[A run of records]

====================

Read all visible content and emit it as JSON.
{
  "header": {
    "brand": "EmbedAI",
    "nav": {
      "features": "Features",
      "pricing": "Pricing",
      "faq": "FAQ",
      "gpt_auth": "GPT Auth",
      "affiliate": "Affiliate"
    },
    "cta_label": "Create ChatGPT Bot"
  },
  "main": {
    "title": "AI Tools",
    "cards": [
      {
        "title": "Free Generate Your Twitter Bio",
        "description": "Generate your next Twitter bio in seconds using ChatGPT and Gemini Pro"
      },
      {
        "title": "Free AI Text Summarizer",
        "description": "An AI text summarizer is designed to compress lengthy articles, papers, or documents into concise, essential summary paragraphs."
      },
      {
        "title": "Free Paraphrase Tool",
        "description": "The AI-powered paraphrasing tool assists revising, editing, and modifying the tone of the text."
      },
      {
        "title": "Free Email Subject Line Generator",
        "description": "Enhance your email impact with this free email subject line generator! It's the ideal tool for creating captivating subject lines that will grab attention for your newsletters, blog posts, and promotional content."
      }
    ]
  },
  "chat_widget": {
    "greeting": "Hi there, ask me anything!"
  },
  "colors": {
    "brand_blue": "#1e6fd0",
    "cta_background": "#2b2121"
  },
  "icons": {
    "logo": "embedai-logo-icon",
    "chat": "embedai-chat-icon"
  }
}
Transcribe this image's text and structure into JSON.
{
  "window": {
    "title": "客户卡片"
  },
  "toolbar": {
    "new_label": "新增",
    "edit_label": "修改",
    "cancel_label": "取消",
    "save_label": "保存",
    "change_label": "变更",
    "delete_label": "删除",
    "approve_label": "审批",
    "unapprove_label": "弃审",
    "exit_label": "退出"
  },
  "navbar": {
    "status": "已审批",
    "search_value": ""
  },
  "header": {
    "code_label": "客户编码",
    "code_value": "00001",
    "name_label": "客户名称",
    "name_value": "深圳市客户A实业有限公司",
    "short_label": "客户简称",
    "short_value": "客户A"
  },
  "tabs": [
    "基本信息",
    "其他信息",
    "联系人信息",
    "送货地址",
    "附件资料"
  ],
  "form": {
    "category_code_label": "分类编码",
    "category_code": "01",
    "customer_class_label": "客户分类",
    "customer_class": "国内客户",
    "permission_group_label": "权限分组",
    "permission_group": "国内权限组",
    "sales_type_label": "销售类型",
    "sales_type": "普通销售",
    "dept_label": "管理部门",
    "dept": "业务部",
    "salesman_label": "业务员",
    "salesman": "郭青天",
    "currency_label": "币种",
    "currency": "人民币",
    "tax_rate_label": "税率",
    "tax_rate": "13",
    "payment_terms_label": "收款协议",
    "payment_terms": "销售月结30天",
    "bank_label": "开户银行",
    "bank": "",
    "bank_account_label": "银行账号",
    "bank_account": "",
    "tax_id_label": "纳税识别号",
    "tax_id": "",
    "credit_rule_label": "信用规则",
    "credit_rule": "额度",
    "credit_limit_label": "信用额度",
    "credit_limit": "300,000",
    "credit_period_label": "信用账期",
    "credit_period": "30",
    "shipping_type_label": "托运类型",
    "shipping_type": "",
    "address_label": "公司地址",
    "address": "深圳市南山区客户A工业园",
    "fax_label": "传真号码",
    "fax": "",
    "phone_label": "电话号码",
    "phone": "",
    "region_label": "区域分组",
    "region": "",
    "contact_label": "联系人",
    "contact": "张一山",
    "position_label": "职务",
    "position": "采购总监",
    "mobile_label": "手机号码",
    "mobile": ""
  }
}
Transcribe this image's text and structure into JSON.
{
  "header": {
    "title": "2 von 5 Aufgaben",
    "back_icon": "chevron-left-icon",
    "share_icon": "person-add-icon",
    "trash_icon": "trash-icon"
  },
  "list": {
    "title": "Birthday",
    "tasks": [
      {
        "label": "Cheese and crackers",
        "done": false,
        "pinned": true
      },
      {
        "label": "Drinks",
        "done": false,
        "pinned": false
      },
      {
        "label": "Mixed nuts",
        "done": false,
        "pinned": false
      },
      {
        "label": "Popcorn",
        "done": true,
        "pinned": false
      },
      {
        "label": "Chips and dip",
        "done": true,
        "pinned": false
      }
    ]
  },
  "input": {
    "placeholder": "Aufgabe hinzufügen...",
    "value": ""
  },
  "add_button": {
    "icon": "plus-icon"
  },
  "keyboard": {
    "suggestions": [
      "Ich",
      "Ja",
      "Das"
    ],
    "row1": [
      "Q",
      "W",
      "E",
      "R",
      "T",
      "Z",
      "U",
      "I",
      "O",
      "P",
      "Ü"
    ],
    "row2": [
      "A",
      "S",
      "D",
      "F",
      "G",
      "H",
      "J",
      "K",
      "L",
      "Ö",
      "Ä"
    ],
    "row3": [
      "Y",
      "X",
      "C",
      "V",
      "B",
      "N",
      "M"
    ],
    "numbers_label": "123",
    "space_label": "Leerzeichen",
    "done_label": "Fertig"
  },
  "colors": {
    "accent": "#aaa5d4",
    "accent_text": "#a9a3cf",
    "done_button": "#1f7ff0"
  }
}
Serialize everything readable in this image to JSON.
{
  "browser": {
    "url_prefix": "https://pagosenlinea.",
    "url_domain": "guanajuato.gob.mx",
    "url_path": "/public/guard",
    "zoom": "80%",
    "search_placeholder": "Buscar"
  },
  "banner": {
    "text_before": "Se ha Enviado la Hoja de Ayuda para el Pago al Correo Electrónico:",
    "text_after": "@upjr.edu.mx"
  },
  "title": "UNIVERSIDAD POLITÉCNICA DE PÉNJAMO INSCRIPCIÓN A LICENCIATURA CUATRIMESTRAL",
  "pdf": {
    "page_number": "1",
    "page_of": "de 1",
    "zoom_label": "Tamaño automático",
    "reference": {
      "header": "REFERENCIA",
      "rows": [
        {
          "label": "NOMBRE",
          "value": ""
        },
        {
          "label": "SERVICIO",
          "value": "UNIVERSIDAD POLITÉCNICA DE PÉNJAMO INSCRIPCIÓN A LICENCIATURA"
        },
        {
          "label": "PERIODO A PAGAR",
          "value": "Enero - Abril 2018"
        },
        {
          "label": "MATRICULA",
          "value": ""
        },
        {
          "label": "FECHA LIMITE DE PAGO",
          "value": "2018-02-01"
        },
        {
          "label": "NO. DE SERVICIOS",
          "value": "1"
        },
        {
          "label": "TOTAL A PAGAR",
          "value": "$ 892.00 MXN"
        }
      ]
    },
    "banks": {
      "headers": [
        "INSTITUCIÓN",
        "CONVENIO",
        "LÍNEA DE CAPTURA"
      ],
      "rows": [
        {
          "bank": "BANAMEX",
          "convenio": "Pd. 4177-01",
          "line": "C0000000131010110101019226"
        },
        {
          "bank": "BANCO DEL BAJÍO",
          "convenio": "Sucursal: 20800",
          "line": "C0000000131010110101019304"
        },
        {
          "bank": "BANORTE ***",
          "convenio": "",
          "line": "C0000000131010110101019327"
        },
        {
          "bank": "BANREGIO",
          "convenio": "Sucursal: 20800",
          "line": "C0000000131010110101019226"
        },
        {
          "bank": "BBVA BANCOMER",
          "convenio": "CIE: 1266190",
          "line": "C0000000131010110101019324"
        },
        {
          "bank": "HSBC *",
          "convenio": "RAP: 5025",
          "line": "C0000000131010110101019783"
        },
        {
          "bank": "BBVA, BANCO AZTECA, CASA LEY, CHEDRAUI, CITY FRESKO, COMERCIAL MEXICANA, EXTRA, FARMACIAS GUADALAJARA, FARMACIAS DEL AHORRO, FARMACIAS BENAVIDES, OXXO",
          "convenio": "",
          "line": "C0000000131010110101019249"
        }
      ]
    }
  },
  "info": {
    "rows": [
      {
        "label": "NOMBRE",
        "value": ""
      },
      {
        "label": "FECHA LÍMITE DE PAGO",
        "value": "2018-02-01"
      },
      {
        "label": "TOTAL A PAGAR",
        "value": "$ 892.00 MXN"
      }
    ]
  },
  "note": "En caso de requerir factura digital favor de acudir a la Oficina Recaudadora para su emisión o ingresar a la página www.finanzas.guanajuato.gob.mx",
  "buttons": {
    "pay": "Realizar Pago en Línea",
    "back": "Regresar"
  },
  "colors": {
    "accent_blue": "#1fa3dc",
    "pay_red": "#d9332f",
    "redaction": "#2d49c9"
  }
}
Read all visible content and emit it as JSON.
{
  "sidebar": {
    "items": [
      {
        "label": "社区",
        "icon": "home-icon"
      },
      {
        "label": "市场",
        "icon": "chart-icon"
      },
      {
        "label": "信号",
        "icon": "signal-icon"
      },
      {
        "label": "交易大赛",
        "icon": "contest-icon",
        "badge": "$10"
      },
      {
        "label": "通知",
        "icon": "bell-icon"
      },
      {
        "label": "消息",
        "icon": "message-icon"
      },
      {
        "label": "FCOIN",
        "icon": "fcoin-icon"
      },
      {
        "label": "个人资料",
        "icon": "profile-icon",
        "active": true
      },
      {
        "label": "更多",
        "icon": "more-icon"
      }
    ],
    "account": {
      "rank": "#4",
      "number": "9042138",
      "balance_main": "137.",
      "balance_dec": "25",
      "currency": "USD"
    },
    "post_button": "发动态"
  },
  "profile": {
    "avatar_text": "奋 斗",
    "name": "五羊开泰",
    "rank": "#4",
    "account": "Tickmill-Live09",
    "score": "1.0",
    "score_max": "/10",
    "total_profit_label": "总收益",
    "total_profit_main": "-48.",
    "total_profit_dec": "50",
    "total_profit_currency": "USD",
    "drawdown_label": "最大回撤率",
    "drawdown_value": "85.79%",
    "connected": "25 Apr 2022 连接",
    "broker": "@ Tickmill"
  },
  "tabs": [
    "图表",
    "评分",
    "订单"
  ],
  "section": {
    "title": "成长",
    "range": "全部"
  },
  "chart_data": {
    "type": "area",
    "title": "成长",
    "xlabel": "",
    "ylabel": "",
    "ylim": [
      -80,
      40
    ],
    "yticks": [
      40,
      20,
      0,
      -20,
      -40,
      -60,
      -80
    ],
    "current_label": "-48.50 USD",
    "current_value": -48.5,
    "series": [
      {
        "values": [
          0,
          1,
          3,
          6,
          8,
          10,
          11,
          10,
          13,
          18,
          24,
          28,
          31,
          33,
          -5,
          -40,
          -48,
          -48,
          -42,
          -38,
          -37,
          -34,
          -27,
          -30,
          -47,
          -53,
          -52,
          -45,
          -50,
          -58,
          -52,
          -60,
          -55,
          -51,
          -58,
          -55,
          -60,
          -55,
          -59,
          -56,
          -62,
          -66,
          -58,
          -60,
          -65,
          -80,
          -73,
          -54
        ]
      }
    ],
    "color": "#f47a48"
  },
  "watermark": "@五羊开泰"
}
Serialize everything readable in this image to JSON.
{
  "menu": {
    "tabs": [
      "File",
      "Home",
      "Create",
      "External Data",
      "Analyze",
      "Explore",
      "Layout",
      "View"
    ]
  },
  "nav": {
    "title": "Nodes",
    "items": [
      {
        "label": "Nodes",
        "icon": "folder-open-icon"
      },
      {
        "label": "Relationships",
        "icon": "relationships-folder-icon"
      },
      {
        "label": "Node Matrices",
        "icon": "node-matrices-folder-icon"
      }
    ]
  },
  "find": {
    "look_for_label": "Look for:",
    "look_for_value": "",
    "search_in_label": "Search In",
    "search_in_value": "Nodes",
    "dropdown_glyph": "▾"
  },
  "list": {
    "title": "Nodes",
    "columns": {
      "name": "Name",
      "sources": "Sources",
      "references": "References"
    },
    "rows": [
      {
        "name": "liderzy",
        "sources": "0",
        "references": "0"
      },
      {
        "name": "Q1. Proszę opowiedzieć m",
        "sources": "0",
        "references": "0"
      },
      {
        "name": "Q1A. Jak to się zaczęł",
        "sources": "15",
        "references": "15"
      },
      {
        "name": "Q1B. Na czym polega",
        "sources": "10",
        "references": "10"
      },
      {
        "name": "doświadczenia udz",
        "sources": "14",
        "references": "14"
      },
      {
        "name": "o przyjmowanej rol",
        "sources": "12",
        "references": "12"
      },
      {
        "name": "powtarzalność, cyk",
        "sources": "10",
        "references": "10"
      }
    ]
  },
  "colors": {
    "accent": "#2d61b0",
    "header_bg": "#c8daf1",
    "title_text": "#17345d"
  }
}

====================

(What this task involves): Find each line in the records holding the string "Tickmill" and show it.

(Response):
    "account": "Tickmill-Live09",
    "broker": "@ Tickmill"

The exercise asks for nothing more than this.